Do this:
Return all the data below as it stands, minus the pictures.

——

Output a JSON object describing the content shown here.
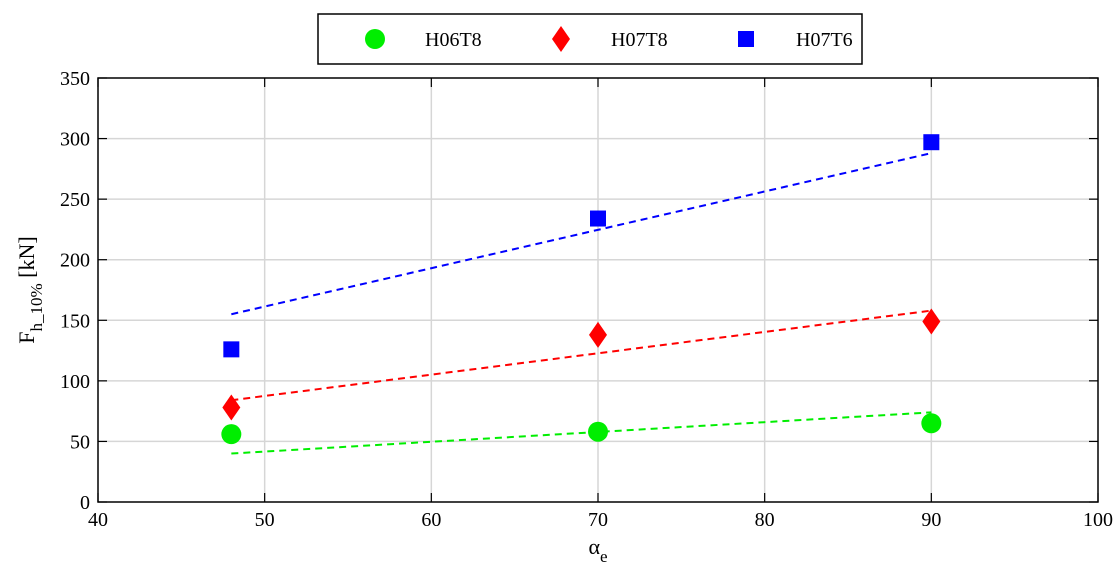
{
  "chart_data": {
    "type": "scatter",
    "xlabel": {
      "symbol": "α",
      "subscript": "e"
    },
    "ylabel": {
      "symbol": "F",
      "subscript": "h_10%",
      "unit": " [kN]"
    },
    "xlim": [
      40,
      100
    ],
    "ylim": [
      0,
      350
    ],
    "xticks": [
      40,
      50,
      60,
      70,
      80,
      90,
      100
    ],
    "yticks": [
      0,
      50,
      100,
      150,
      200,
      250,
      300,
      350
    ],
    "grid": true,
    "legend_position": "top-center",
    "series": [
      {
        "name": "H06T8",
        "marker": "circle",
        "color": "#00ee00",
        "x": [
          48,
          70,
          90
        ],
        "y": [
          56,
          58,
          65
        ],
        "trendline": {
          "x": [
            48,
            90
          ],
          "y": [
            40,
            74
          ],
          "style": "dashed"
        }
      },
      {
        "name": "H07T8",
        "marker": "diamond",
        "color": "#ff0000",
        "x": [
          48,
          70,
          90
        ],
        "y": [
          78,
          138,
          149
        ],
        "trendline": {
          "x": [
            48,
            90
          ],
          "y": [
            84,
            158
          ],
          "style": "dashed"
        }
      },
      {
        "name": "H07T6",
        "marker": "square",
        "color": "#0000ff",
        "x": [
          48,
          70,
          90
        ],
        "y": [
          126,
          234,
          297
        ],
        "trendline": {
          "x": [
            48,
            90
          ],
          "y": [
            155,
            288
          ],
          "style": "dashed"
        }
      }
    ]
  }
}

——

Response:
Output a JSON object describing the content shown here.
{
  "chart_data": {
    "type": "scatter",
    "xlabel": {
      "symbol": "α",
      "subscript": "e"
    },
    "ylabel": {
      "symbol": "F",
      "subscript": "h_10%",
      "unit": " [kN]"
    },
    "xlim": [
      40,
      100
    ],
    "ylim": [
      0,
      350
    ],
    "xticks": [
      40,
      50,
      60,
      70,
      80,
      90,
      100
    ],
    "yticks": [
      0,
      50,
      100,
      150,
      200,
      250,
      300,
      350
    ],
    "grid": true,
    "legend_position": "top-center",
    "series": [
      {
        "name": "H06T8",
        "marker": "circle",
        "color": "#00ee00",
        "x": [
          48,
          70,
          90
        ],
        "y": [
          56,
          58,
          65
        ],
        "trendline": {
          "x": [
            48,
            90
          ],
          "y": [
            40,
            74
          ],
          "style": "dashed"
        }
      },
      {
        "name": "H07T8",
        "marker": "diamond",
        "color": "#ff0000",
        "x": [
          48,
          70,
          90
        ],
        "y": [
          78,
          138,
          149
        ],
        "trendline": {
          "x": [
            48,
            90
          ],
          "y": [
            84,
            158
          ],
          "style": "dashed"
        }
      },
      {
        "name": "H07T6",
        "marker": "square",
        "color": "#0000ff",
        "x": [
          48,
          70,
          90
        ],
        "y": [
          126,
          234,
          297
        ],
        "trendline": {
          "x": [
            48,
            90
          ],
          "y": [
            155,
            288
          ],
          "style": "dashed"
        }
      }
    ]
  }
}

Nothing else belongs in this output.